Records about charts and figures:
# # # # #

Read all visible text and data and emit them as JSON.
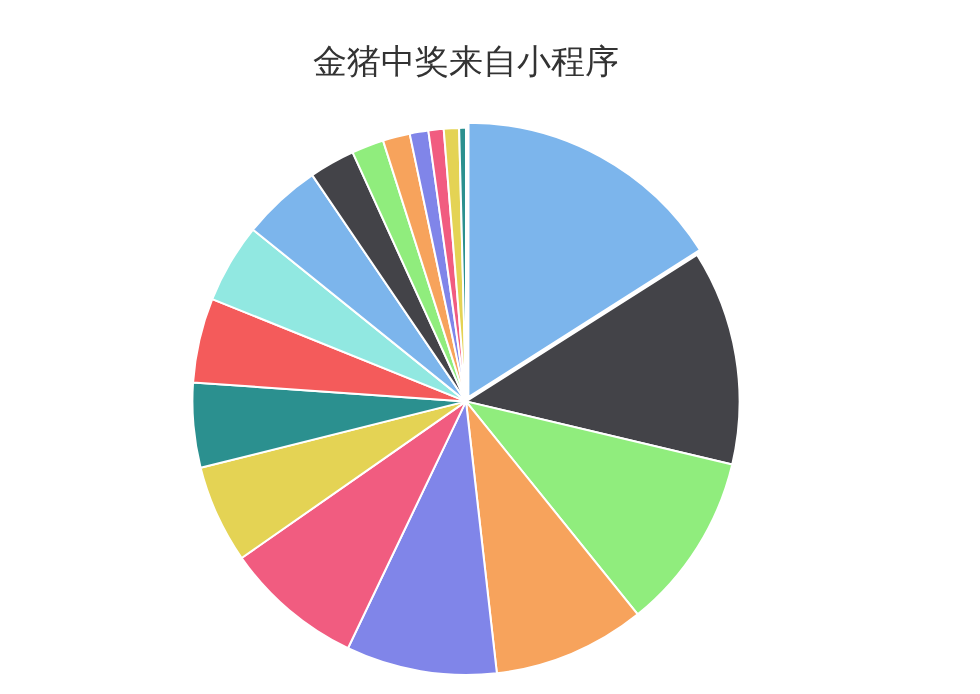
{
  "chart_data": {
    "type": "pie",
    "title": "金猪中奖来自小程序",
    "categories": [
      null,
      null,
      null,
      null,
      null,
      null,
      null,
      null,
      null,
      null,
      null,
      null,
      null,
      null,
      null,
      null,
      null,
      null
    ],
    "values": [
      16,
      12.7,
      10.5,
      9,
      8.9,
      8.2,
      5.8,
      5,
      5,
      4.7,
      4.7,
      2.7,
      1.9,
      1.6,
      1.1,
      0.9,
      0.9,
      0.4
    ],
    "colors": [
      "#7cb5ec",
      "#434348",
      "#90ed7d",
      "#f7a35c",
      "#8085e9",
      "#f15c80",
      "#e4d354",
      "#2b908f",
      "#f45b5b",
      "#91e8e1",
      "#7cb5ec",
      "#434348",
      "#90ed7d",
      "#f7a35c",
      "#8085e9",
      "#f15c80",
      "#e4d354",
      "#2b908f"
    ],
    "legend": false
  }
}
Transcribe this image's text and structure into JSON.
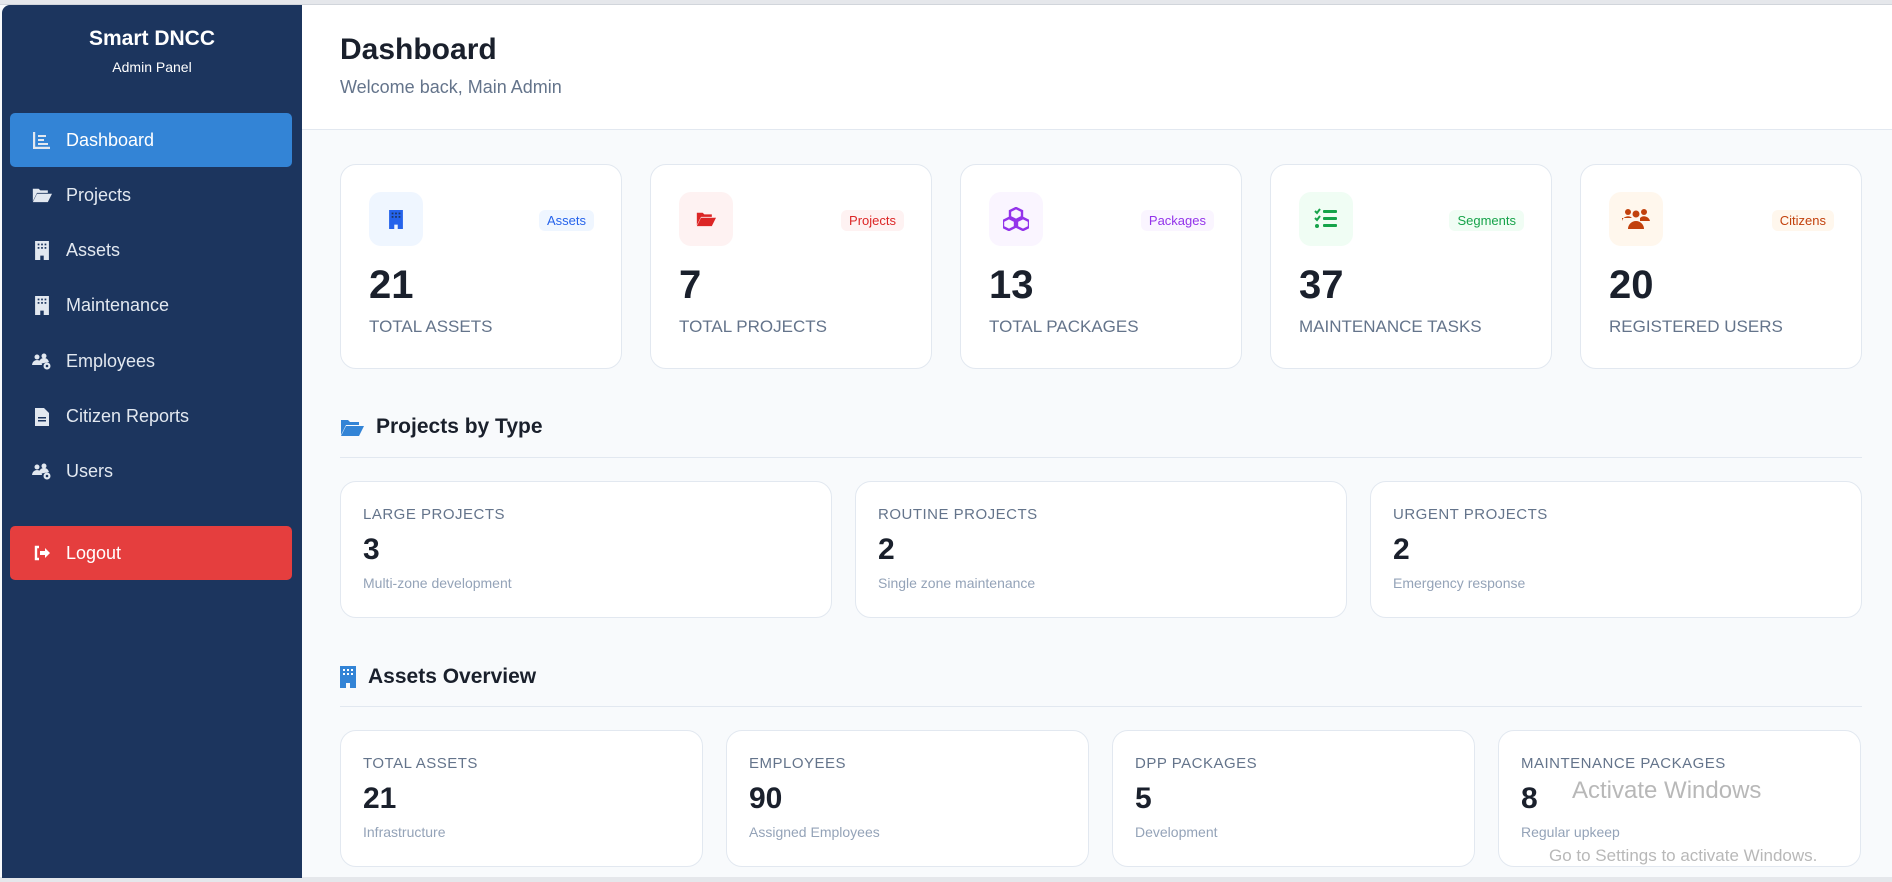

# # # # #

Goal: Quote the preceding records in their entirety, excluding every picture.

Solved exercise:
Read all visible text and data and emit them as JSON.
{
  "chart_data": {
    "type": "pie",
    "title": "金猪中奖来自小程序",
    "categories": [
      null,
      null,
      null,
      null,
      null,
      null,
      null,
      null,
      null,
      null,
      null,
      null,
      null,
      null,
      null,
      null,
      null,
      null
    ],
    "values": [
      16,
      12.7,
      10.5,
      9,
      8.9,
      8.2,
      5.8,
      5,
      5,
      4.7,
      4.7,
      2.7,
      1.9,
      1.6,
      1.1,
      0.9,
      0.9,
      0.4
    ],
    "colors": [
      "#7cb5ec",
      "#434348",
      "#90ed7d",
      "#f7a35c",
      "#8085e9",
      "#f15c80",
      "#e4d354",
      "#2b908f",
      "#f45b5b",
      "#91e8e1",
      "#7cb5ec",
      "#434348",
      "#90ed7d",
      "#f7a35c",
      "#8085e9",
      "#f15c80",
      "#e4d354",
      "#2b908f"
    ],
    "legend": false
  }
}
Transcribe this image's text and structure into JSON.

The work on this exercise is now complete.